Dataset excerpt
-- begin --

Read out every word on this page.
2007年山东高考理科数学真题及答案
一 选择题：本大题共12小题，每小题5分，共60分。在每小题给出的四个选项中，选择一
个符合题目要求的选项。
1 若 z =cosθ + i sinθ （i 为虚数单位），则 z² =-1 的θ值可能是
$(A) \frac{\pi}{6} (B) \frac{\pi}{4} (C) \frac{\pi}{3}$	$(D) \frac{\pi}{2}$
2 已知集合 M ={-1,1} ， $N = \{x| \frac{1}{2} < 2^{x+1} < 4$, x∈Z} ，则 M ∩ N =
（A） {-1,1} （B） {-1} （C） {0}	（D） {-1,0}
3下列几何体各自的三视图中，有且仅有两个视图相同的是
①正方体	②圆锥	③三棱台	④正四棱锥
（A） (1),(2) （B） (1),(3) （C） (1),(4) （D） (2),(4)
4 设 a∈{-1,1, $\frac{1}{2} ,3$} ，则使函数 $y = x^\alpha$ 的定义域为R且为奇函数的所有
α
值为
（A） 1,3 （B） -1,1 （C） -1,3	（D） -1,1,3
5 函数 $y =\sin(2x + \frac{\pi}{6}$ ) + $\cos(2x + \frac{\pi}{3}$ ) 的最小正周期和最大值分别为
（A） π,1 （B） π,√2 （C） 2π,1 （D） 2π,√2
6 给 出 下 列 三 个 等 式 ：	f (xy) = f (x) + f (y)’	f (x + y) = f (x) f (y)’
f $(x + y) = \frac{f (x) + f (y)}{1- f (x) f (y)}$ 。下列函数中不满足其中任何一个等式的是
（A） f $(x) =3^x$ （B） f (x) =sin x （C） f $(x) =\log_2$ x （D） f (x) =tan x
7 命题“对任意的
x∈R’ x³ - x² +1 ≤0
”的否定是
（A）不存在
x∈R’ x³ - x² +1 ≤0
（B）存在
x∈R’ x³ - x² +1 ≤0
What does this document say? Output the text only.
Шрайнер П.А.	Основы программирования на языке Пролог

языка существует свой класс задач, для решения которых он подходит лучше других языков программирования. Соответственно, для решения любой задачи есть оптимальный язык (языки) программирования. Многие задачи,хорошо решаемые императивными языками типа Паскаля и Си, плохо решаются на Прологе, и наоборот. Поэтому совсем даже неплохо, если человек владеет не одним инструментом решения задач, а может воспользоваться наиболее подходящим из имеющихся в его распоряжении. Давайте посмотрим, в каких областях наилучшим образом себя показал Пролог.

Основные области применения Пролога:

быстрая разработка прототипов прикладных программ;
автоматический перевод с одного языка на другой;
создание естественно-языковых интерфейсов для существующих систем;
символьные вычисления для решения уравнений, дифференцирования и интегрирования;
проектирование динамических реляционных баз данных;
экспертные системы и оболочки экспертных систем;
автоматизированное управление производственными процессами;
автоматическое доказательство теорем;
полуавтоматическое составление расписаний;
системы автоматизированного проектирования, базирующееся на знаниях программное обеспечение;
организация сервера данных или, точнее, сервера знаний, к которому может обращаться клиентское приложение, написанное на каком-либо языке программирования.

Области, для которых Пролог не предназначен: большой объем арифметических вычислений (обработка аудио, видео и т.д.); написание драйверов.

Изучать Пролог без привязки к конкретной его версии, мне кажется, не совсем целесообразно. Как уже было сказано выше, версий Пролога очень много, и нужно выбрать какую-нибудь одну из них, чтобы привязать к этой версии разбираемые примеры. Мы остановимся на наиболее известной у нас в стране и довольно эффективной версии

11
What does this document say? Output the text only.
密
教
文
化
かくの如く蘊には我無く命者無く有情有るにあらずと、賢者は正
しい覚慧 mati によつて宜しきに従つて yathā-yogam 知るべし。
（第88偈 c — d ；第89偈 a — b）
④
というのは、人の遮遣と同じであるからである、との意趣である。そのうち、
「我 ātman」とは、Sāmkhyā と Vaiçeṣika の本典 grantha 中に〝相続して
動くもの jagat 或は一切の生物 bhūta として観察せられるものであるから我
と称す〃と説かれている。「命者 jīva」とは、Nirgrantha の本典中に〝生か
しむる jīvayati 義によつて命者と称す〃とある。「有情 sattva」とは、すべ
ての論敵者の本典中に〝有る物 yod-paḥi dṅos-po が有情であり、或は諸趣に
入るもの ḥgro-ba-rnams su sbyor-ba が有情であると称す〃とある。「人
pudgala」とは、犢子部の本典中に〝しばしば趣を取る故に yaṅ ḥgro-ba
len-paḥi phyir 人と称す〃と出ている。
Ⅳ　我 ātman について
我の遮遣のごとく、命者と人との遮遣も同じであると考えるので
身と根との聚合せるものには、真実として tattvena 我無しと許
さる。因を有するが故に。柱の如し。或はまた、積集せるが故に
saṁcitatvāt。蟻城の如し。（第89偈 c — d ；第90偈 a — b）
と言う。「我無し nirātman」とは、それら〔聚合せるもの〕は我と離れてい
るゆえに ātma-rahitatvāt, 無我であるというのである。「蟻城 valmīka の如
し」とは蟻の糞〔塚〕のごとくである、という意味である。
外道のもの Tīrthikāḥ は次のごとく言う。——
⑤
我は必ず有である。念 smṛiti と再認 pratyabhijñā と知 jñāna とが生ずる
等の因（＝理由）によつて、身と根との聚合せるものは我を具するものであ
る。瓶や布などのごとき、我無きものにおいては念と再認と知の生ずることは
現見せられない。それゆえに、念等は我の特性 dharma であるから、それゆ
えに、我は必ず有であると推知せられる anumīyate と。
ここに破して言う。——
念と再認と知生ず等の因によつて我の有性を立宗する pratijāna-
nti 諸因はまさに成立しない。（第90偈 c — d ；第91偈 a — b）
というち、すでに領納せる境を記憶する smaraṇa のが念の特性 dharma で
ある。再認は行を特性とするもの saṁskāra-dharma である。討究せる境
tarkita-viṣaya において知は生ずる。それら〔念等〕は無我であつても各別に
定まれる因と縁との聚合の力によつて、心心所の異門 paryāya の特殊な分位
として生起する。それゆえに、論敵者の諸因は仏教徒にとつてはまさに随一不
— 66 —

-- end --

§ **Directions**:
Determine the number of lines in these entries that contain the word "системы", and write only that number.

§ **The result**:
2